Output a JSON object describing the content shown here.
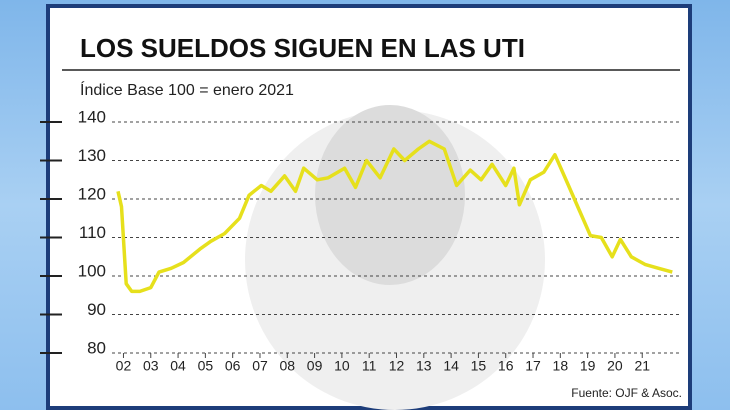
{
  "chart_data": {
    "type": "line",
    "title": "LOS SUELDOS SIGUEN EN LAS UTI",
    "subtitle": "Índice Base 100 = enero 2021",
    "source": "Fuente: OJF & Asoc.",
    "x": [
      1.8,
      1.93,
      2.1,
      2.3,
      2.6,
      3.0,
      3.3,
      3.75,
      4.2,
      4.8,
      5.2,
      5.7,
      6.25,
      6.6,
      7.05,
      7.4,
      7.9,
      8.3,
      8.6,
      9.1,
      9.5,
      10.1,
      10.5,
      10.9,
      11.4,
      11.9,
      12.3,
      12.8,
      13.2,
      13.75,
      14.2,
      14.7,
      15.1,
      15.5,
      16.0,
      16.3,
      16.5,
      16.9,
      17.4,
      17.8,
      18.3,
      18.7,
      19.1,
      19.5,
      19.9,
      20.2,
      20.6,
      21.1,
      21.6,
      22.1
    ],
    "series": [
      {
        "color": "#e6e01c",
        "values": [
          122,
          118,
          98,
          96,
          96,
          97,
          101,
          102,
          103.5,
          107,
          109,
          111,
          115,
          121,
          123.5,
          122,
          126,
          122,
          128,
          125,
          125.5,
          128,
          123,
          130,
          125.5,
          133,
          130,
          133,
          135,
          133,
          123.5,
          127.5,
          125,
          129,
          123.5,
          128,
          118.5,
          125,
          127,
          131.5,
          123.5,
          117,
          110.5,
          110,
          105,
          109.5,
          105,
          103,
          102,
          101
        ]
      }
    ],
    "xlim": [
      1.8,
      22.2
    ],
    "xticks": [
      {
        "value": 2,
        "label": "02"
      },
      {
        "value": 3,
        "label": "03"
      },
      {
        "value": 4,
        "label": "04"
      },
      {
        "value": 5,
        "label": "05"
      },
      {
        "value": 6,
        "label": "06"
      },
      {
        "value": 7,
        "label": "07"
      },
      {
        "value": 8,
        "label": "08"
      },
      {
        "value": 9,
        "label": "09"
      },
      10,
      11,
      12,
      13,
      14,
      15,
      16,
      17,
      18,
      19,
      20,
      21
    ],
    "ylim": [
      80,
      140
    ],
    "yticks": [
      80,
      90,
      100,
      110,
      120,
      130,
      140
    ],
    "grid": true
  }
}
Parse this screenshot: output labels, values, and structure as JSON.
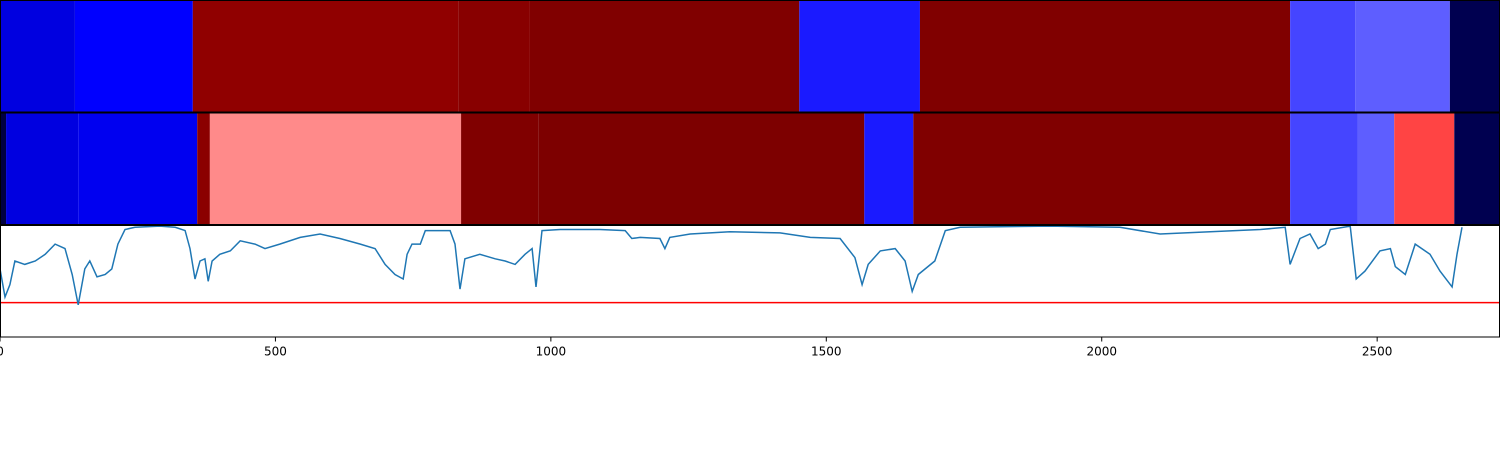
::::
Task brief:
Every line of the data should be copied as it stands, without the images.

Full solution:
Output a JSON object describing the content shown here.
{
  "chart_data": {
    "type": "line",
    "title": "LOS SUELDOS SIGUEN EN LAS UTI",
    "subtitle": "Índice Base 100 = enero 2021",
    "source": "Fuente: OJF & Asoc.",
    "x": [
      1.8,
      1.93,
      2.1,
      2.3,
      2.6,
      3.0,
      3.3,
      3.75,
      4.2,
      4.8,
      5.2,
      5.7,
      6.25,
      6.6,
      7.05,
      7.4,
      7.9,
      8.3,
      8.6,
      9.1,
      9.5,
      10.1,
      10.5,
      10.9,
      11.4,
      11.9,
      12.3,
      12.8,
      13.2,
      13.75,
      14.2,
      14.7,
      15.1,
      15.5,
      16.0,
      16.3,
      16.5,
      16.9,
      17.4,
      17.8,
      18.3,
      18.7,
      19.1,
      19.5,
      19.9,
      20.2,
      20.6,
      21.1,
      21.6,
      22.1
    ],
    "series": [
      {
        "color": "#e6e01c",
        "values": [
          122,
          118,
          98,
          96,
          96,
          97,
          101,
          102,
          103.5,
          107,
          109,
          111,
          115,
          121,
          123.5,
          122,
          126,
          122,
          128,
          125,
          125.5,
          128,
          123,
          130,
          125.5,
          133,
          130,
          133,
          135,
          133,
          123.5,
          127.5,
          125,
          129,
          123.5,
          128,
          118.5,
          125,
          127,
          131.5,
          123.5,
          117,
          110.5,
          110,
          105,
          109.5,
          105,
          103,
          102,
          101
        ]
      }
    ],
    "xlim": [
      1.8,
      22.2
    ],
    "xticks": [
      {
        "value": 2,
        "label": "02"
      },
      {
        "value": 3,
        "label": "03"
      },
      {
        "value": 4,
        "label": "04"
      },
      {
        "value": 5,
        "label": "05"
      },
      {
        "value": 6,
        "label": "06"
      },
      {
        "value": 7,
        "label": "07"
      },
      {
        "value": 8,
        "label": "08"
      },
      {
        "value": 9,
        "label": "09"
      },
      10,
      11,
      12,
      13,
      14,
      15,
      16,
      17,
      18,
      19,
      20,
      21
    ],
    "ylim": [
      80,
      140
    ],
    "yticks": [
      80,
      90,
      100,
      110,
      120,
      130,
      140
    ],
    "grid": true
  }
}
Parse this screenshot: output labels, values, and structure as JSON.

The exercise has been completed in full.